• [WHAT TO PRODUCE]: Your task is to copy every record exactly.

(Entries from a dataset)
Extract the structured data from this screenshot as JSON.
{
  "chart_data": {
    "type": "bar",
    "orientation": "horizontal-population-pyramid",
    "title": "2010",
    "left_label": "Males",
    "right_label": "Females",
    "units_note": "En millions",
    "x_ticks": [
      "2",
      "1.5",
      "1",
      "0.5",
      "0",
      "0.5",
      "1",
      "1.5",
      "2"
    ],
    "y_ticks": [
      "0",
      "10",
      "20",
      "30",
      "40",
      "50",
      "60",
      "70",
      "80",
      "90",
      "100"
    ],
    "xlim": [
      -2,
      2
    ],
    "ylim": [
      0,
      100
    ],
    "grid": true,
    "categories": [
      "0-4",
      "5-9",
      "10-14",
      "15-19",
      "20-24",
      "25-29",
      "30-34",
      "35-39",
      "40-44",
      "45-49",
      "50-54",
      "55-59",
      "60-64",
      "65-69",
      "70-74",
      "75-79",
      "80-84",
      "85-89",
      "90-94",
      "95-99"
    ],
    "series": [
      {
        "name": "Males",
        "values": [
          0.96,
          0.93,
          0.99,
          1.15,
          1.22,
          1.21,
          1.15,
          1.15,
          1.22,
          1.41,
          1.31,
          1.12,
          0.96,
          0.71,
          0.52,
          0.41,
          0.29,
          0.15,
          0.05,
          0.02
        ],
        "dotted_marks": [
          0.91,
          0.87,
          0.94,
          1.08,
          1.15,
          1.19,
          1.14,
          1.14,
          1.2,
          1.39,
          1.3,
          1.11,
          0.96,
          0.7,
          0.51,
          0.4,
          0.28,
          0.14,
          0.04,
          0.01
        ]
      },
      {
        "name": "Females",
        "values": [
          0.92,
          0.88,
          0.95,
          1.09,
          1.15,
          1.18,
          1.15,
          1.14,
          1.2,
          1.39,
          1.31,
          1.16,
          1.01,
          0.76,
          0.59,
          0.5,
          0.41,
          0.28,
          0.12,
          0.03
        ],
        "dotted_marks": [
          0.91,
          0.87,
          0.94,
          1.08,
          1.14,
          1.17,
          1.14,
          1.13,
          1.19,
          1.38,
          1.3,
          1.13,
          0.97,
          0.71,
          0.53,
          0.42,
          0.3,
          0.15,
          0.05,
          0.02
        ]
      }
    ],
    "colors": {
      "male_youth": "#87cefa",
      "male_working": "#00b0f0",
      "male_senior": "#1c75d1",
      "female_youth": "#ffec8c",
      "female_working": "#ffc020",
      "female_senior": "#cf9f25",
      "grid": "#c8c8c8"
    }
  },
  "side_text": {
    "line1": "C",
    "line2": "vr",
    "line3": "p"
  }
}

• [FINAL RESULT]:
Extract the structured data from this screenshot as JSON.
{
  "chart_data": {
    "type": "bar",
    "orientation": "horizontal-population-pyramid",
    "title": "2010",
    "left_label": "Males",
    "right_label": "Females",
    "units_note": "En millions",
    "x_ticks": [
      "2",
      "1.5",
      "1",
      "0.5",
      "0",
      "0.5",
      "1",
      "1.5",
      "2"
    ],
    "y_ticks": [
      "0",
      "10",
      "20",
      "30",
      "40",
      "50",
      "60",
      "70",
      "80",
      "90",
      "100"
    ],
    "xlim": [
      -2,
      2
    ],
    "ylim": [
      0,
      100
    ],
    "grid": true,
    "categories": [
      "0-4",
      "5-9",
      "10-14",
      "15-19",
      "20-24",
      "25-29",
      "30-34",
      "35-39",
      "40-44",
      "45-49",
      "50-54",
      "55-59",
      "60-64",
      "65-69",
      "70-74",
      "75-79",
      "80-84",
      "85-89",
      "90-94",
      "95-99"
    ],
    "series": [
      {
        "name": "Males",
        "values": [
          0.96,
          0.93,
          0.99,
          1.15,
          1.22,
          1.21,
          1.15,
          1.15,
          1.22,
          1.41,
          1.31,
          1.12,
          0.96,
          0.71,
          0.52,
          0.41,
          0.29,
          0.15,
          0.05,
          0.02
        ],
        "dotted_marks": [
          0.91,
          0.87,
          0.94,
          1.08,
          1.15,
          1.19,
          1.14,
          1.14,
          1.2,
          1.39,
          1.3,
          1.11,
          0.96,
          0.7,
          0.51,
          0.4,
          0.28,
          0.14,
          0.04,
          0.01
        ]
      },
      {
        "name": "Females",
        "values": [
          0.92,
          0.88,
          0.95,
          1.09,
          1.15,
          1.18,
          1.15,
          1.14,
          1.2,
          1.39,
          1.31,
          1.16,
          1.01,
          0.76,
          0.59,
          0.5,
          0.41,
          0.28,
          0.12,
          0.03
        ],
        "dotted_marks": [
          0.91,
          0.87,
          0.94,
          1.08,
          1.14,
          1.17,
          1.14,
          1.13,
          1.19,
          1.38,
          1.3,
          1.13,
          0.97,
          0.71,
          0.53,
          0.42,
          0.3,
          0.15,
          0.05,
          0.02
        ]
      }
    ],
    "colors": {
      "male_youth": "#87cefa",
      "male_working": "#00b0f0",
      "male_senior": "#1c75d1",
      "female_youth": "#ffec8c",
      "female_working": "#ffc020",
      "female_senior": "#cf9f25",
      "grid": "#c8c8c8"
    }
  },
  "side_text": {
    "line1": "C",
    "line2": "vr",
    "line3": "p"
  }
}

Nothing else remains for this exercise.